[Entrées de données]
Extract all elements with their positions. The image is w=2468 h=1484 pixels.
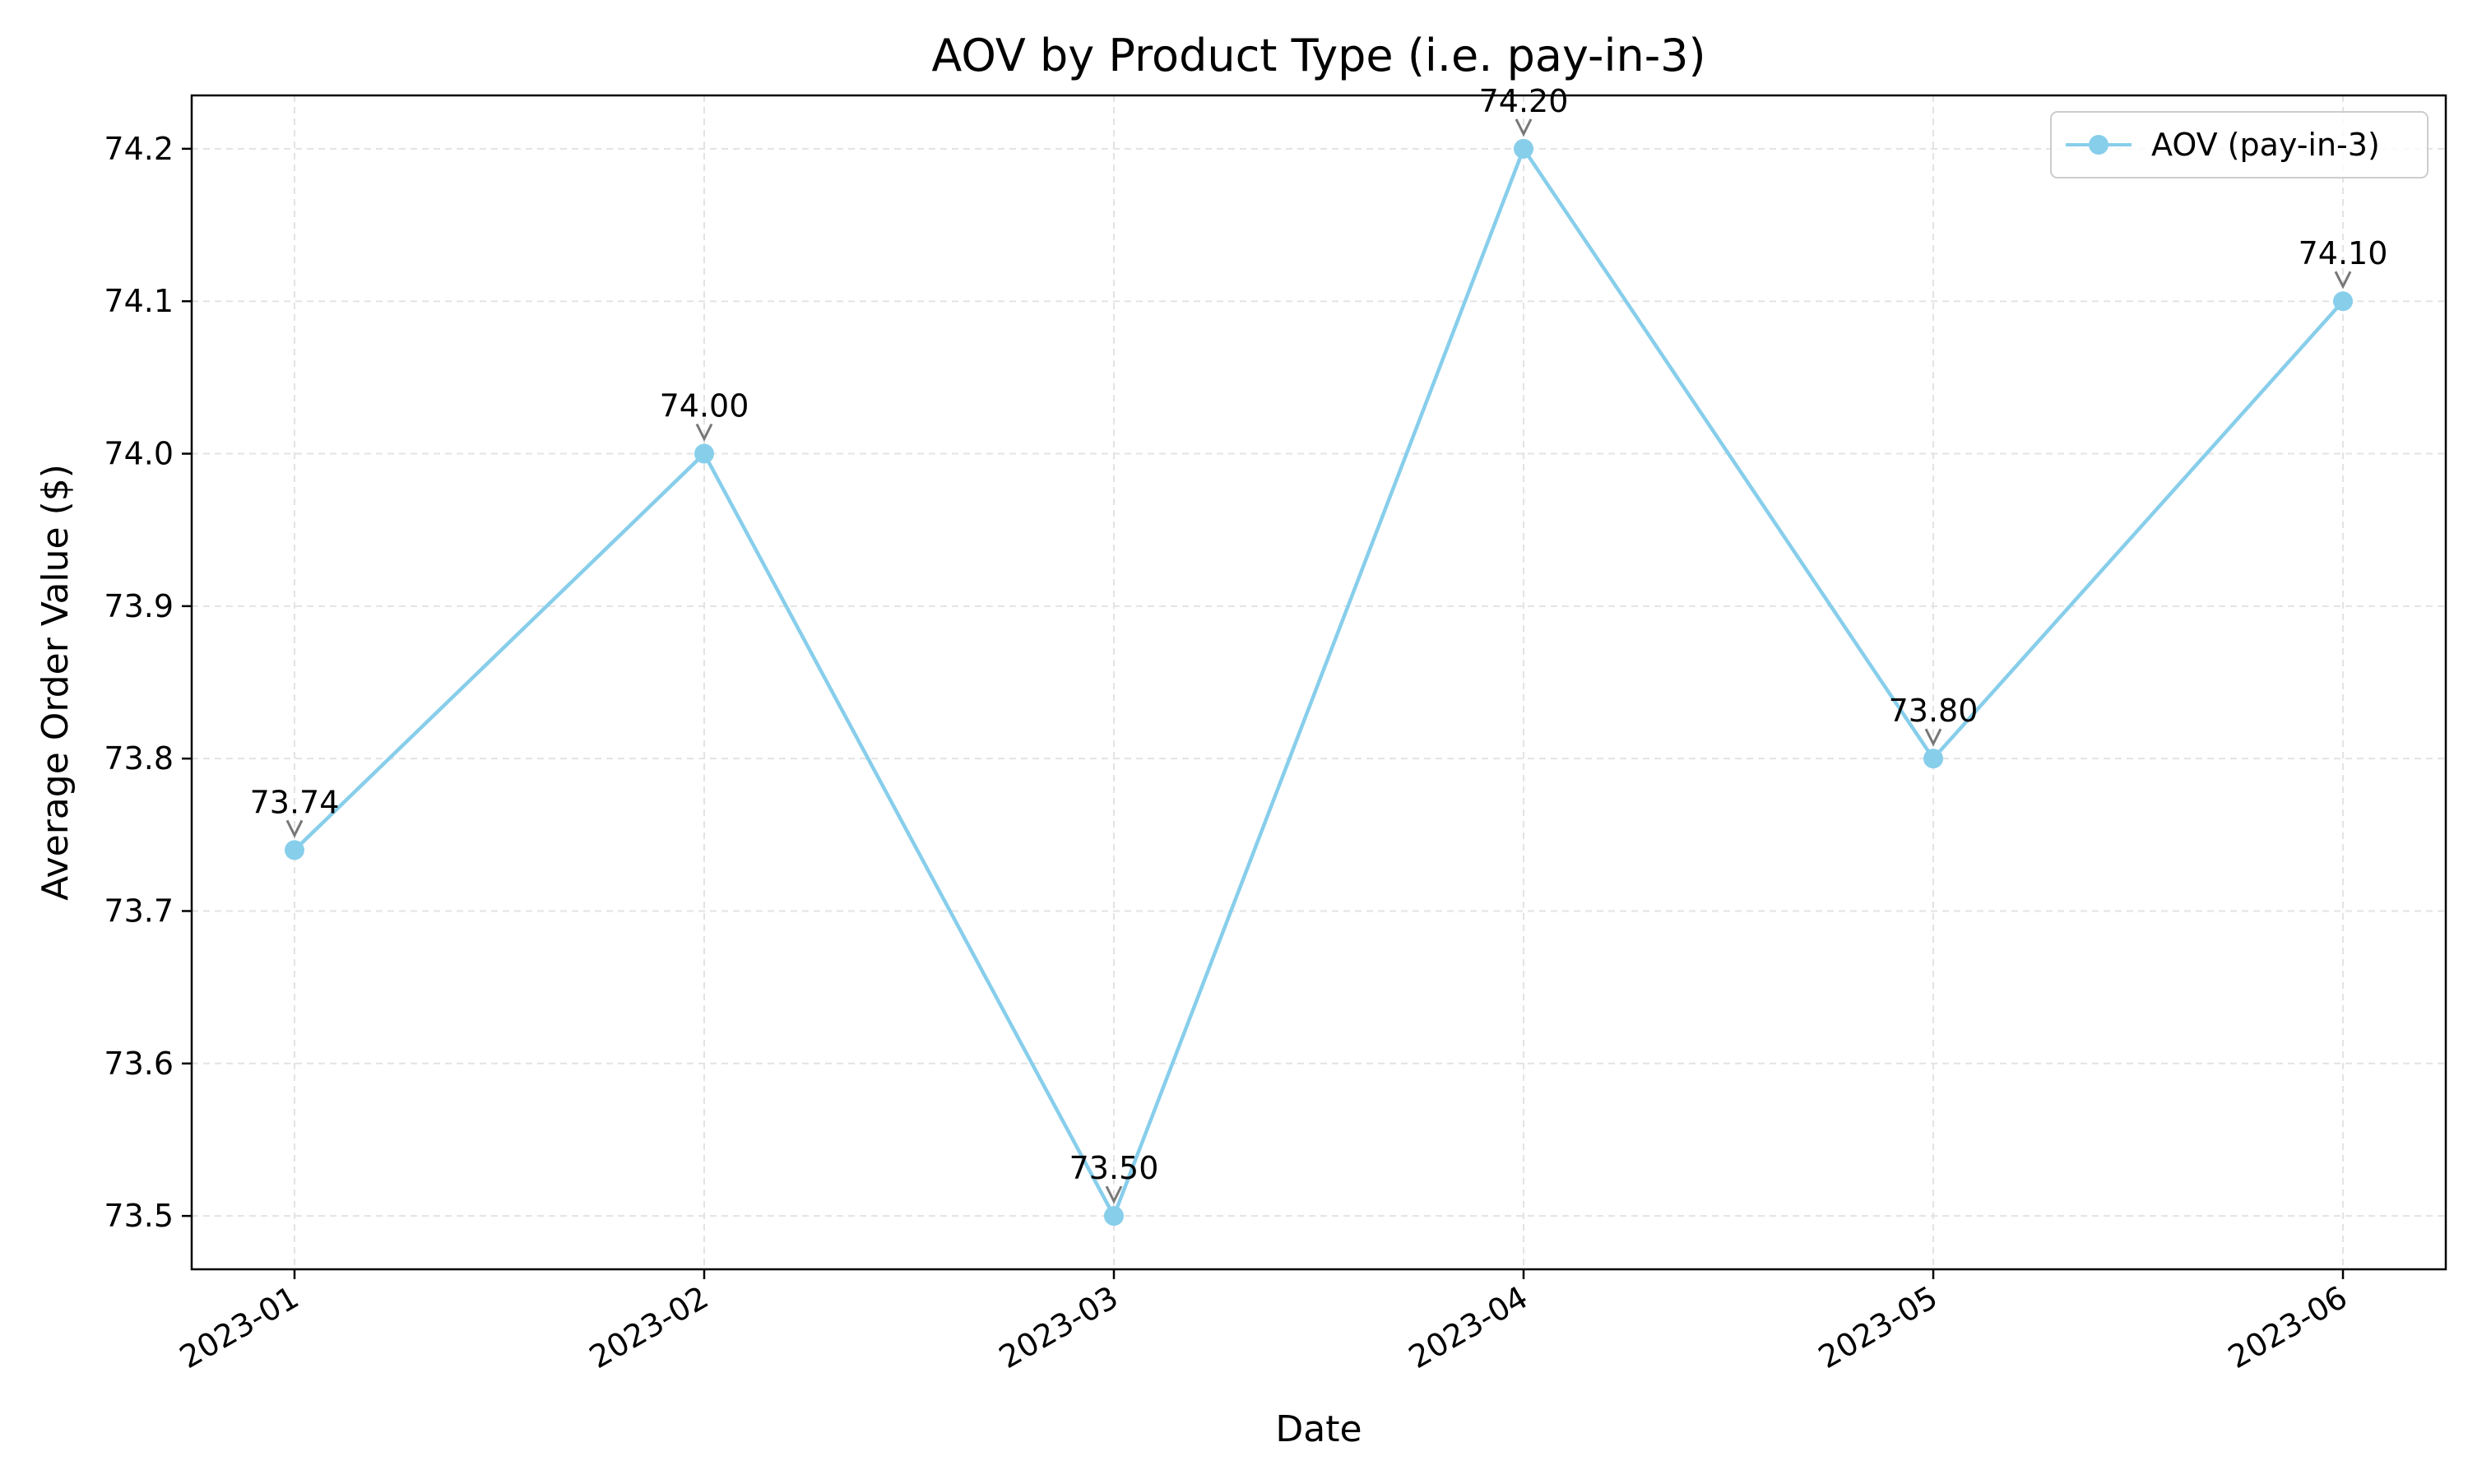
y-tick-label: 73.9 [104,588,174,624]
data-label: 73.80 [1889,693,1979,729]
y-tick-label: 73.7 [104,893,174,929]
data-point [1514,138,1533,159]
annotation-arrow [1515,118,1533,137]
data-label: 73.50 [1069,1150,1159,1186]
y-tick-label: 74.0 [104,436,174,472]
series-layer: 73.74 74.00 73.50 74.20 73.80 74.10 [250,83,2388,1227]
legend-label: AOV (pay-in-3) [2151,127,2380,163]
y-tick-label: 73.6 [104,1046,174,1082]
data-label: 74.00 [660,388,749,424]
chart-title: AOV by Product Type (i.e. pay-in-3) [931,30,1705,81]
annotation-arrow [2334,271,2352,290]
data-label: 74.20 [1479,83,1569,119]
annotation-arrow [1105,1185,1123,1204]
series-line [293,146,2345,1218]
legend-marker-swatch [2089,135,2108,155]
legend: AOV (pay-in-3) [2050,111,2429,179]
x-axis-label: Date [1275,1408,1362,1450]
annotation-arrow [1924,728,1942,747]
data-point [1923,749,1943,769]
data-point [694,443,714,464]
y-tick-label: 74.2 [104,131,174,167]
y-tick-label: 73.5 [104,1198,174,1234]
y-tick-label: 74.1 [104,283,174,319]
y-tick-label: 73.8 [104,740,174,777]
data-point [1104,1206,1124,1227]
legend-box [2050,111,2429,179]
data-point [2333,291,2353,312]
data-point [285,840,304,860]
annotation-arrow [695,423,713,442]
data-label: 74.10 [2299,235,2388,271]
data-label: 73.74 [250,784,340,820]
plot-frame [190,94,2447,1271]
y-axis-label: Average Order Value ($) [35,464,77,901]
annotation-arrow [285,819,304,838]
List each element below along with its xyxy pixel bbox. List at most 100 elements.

ÉNONCÉ
Restituez sous forme de liste JSON de chaînes les lignes ci-dessus, à raison d'une chaîne par ligne et sans les lignes vides. Commencez à la ligne qui contient "y-tick-label: 73.9 [104,588,174,624]" et arrêtez-vous après celle qui contient "y-tick-label: 73.6 [104,1046,174,1082]".

TÂCHE RÉALISÉE
[
  "y-tick-label: 73.9 [104,588,174,624]",
  "data-label: 73.80 [1889,693,1979,729]",
  "y-tick-label: 73.7 [104,893,174,929]",
  "data-point [1514,138,1533,159]",
  "annotation-arrow [1515,118,1533,137]",
  "data-label: 73.50 [1069,1150,1159,1186]",
  "y-tick-label: 74.0 [104,436,174,472]",
  "series-layer: 73.74 74.00 73.50 74.20 73.80 74.10 [250,83,2388,1227]",
  "legend-label: AOV (pay-in-3) [2151,127,2380,163]",
  "y-tick-label: 73.6 [104,1046,174,1082]"
]